INSTRUCTION:
Output the data that follows exactly, line for line.

Saved entries:
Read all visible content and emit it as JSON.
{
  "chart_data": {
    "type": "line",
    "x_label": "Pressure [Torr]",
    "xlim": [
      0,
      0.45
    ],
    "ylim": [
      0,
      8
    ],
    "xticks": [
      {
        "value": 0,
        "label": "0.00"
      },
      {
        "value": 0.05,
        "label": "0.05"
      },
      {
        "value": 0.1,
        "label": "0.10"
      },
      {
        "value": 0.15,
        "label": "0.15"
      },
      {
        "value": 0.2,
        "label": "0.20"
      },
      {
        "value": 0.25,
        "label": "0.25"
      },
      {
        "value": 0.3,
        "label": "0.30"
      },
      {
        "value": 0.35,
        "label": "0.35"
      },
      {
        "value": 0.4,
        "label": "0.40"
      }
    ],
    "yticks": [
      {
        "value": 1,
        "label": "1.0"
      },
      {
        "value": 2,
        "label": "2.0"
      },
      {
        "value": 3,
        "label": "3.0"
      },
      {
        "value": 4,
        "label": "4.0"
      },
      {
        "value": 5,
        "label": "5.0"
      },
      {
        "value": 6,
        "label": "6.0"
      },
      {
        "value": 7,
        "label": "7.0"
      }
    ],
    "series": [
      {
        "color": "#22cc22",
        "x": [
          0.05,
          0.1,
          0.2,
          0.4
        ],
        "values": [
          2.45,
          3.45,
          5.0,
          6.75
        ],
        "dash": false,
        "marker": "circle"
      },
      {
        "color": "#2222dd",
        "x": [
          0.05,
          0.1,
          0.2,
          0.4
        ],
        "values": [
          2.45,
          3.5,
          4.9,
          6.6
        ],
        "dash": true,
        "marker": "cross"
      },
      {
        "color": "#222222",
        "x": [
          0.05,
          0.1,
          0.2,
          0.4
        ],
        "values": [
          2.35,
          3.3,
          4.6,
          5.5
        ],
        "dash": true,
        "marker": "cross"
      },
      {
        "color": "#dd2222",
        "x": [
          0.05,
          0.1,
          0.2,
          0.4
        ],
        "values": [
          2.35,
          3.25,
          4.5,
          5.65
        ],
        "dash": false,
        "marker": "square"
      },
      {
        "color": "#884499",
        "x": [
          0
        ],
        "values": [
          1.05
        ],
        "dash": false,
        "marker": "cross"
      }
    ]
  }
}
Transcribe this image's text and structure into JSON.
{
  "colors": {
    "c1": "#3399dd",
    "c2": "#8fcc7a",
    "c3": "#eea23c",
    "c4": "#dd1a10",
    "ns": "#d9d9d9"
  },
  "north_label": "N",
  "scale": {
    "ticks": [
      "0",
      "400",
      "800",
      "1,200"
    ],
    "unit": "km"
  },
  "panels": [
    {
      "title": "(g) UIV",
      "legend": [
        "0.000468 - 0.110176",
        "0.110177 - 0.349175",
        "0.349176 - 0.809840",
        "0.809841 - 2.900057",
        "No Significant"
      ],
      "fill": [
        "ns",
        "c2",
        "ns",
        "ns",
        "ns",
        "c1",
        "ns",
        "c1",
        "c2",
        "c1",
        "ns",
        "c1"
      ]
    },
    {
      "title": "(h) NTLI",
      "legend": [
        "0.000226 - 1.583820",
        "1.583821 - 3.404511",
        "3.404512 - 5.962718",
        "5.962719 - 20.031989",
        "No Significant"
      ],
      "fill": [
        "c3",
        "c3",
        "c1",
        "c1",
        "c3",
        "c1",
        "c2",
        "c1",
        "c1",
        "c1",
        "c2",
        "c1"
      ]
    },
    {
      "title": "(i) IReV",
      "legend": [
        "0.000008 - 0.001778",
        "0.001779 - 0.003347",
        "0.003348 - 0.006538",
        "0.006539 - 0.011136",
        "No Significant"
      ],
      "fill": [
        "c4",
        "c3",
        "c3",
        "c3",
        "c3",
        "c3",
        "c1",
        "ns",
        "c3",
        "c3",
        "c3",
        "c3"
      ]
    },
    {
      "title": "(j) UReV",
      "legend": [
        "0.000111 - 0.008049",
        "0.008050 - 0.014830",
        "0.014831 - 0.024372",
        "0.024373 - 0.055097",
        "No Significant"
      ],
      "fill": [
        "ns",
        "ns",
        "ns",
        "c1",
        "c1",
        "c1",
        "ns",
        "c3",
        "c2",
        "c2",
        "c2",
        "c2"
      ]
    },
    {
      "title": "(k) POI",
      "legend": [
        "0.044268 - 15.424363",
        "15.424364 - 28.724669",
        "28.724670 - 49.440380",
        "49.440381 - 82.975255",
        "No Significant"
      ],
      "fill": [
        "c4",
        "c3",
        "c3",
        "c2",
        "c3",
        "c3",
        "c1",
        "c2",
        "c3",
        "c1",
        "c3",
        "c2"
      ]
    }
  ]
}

WRITTEN RESPONSE:
Read all visible content and emit it as JSON.
{
  "chart_data": {
    "type": "line",
    "x_label": "Pressure [Torr]",
    "xlim": [
      0,
      0.45
    ],
    "ylim": [
      0,
      8
    ],
    "xticks": [
      {
        "value": 0,
        "label": "0.00"
      },
      {
        "value": 0.05,
        "label": "0.05"
      },
      {
        "value": 0.1,
        "label": "0.10"
      },
      {
        "value": 0.15,
        "label": "0.15"
      },
      {
        "value": 0.2,
        "label": "0.20"
      },
      {
        "value": 0.25,
        "label": "0.25"
      },
      {
        "value": 0.3,
        "label": "0.30"
      },
      {
        "value": 0.35,
        "label": "0.35"
      },
      {
        "value": 0.4,
        "label": "0.40"
      }
    ],
    "yticks": [
      {
        "value": 1,
        "label": "1.0"
      },
      {
        "value": 2,
        "label": "2.0"
      },
      {
        "value": 3,
        "label": "3.0"
      },
      {
        "value": 4,
        "label": "4.0"
      },
      {
        "value": 5,
        "label": "5.0"
      },
      {
        "value": 6,
        "label": "6.0"
      },
      {
        "value": 7,
        "label": "7.0"
      }
    ],
    "series": [
      {
        "color": "#22cc22",
        "x": [
          0.05,
          0.1,
          0.2,
          0.4
        ],
        "values": [
          2.45,
          3.45,
          5.0,
          6.75
        ],
        "dash": false,
        "marker": "circle"
      },
      {
        "color": "#2222dd",
        "x": [
          0.05,
          0.1,
          0.2,
          0.4
        ],
        "values": [
          2.45,
          3.5,
          4.9,
          6.6
        ],
        "dash": true,
        "marker": "cross"
      },
      {
        "color": "#222222",
        "x": [
          0.05,
          0.1,
          0.2,
          0.4
        ],
        "values": [
          2.35,
          3.3,
          4.6,
          5.5
        ],
        "dash": true,
        "marker": "cross"
      },
      {
        "color": "#dd2222",
        "x": [
          0.05,
          0.1,
          0.2,
          0.4
        ],
        "values": [
          2.35,
          3.25,
          4.5,
          5.65
        ],
        "dash": false,
        "marker": "square"
      },
      {
        "color": "#884499",
        "x": [
          0
        ],
        "values": [
          1.05
        ],
        "dash": false,
        "marker": "cross"
      }
    ]
  }
}
Transcribe this image's text and structure into JSON.
{
  "colors": {
    "c1": "#3399dd",
    "c2": "#8fcc7a",
    "c3": "#eea23c",
    "c4": "#dd1a10",
    "ns": "#d9d9d9"
  },
  "north_label": "N",
  "scale": {
    "ticks": [
      "0",
      "400",
      "800",
      "1,200"
    ],
    "unit": "km"
  },
  "panels": [
    {
      "title": "(g) UIV",
      "legend": [
        "0.000468 - 0.110176",
        "0.110177 - 0.349175",
        "0.349176 - 0.809840",
        "0.809841 - 2.900057",
        "No Significant"
      ],
      "fill": [
        "ns",
        "c2",
        "ns",
        "ns",
        "ns",
        "c1",
        "ns",
        "c1",
        "c2",
        "c1",
        "ns",
        "c1"
      ]
    },
    {
      "title": "(h) NTLI",
      "legend": [
        "0.000226 - 1.583820",
        "1.583821 - 3.404511",
        "3.404512 - 5.962718",
        "5.962719 - 20.031989",
        "No Significant"
      ],
      "fill": [
        "c3",
        "c3",
        "c1",
        "c1",
        "c3",
        "c1",
        "c2",
        "c1",
        "c1",
        "c1",
        "c2",
        "c1"
      ]
    },
    {
      "title": "(i) IReV",
      "legend": [
        "0.000008 - 0.001778",
        "0.001779 - 0.003347",
        "0.003348 - 0.006538",
        "0.006539 - 0.011136",
        "No Significant"
      ],
      "fill": [
        "c4",
        "c3",
        "c3",
        "c3",
        "c3",
        "c3",
        "c1",
        "ns",
        "c3",
        "c3",
        "c3",
        "c3"
      ]
    },
    {
      "title": "(j) UReV",
      "legend": [
        "0.000111 - 0.008049",
        "0.008050 - 0.014830",
        "0.014831 - 0.024372",
        "0.024373 - 0.055097",
        "No Significant"
      ],
      "fill": [
        "ns",
        "ns",
        "ns",
        "c1",
        "c1",
        "c1",
        "ns",
        "c3",
        "c2",
        "c2",
        "c2",
        "c2"
      ]
    },
    {
      "title": "(k) POI",
      "legend": [
        "0.044268 - 15.424363",
        "15.424364 - 28.724669",
        "28.724670 - 49.440380",
        "49.440381 - 82.975255",
        "No Significant"
      ],
      "fill": [
        "c4",
        "c3",
        "c3",
        "c2",
        "c3",
        "c3",
        "c1",
        "c2",
        "c3",
        "c1",
        "c3",
        "c2"
      ]
    }
  ]
}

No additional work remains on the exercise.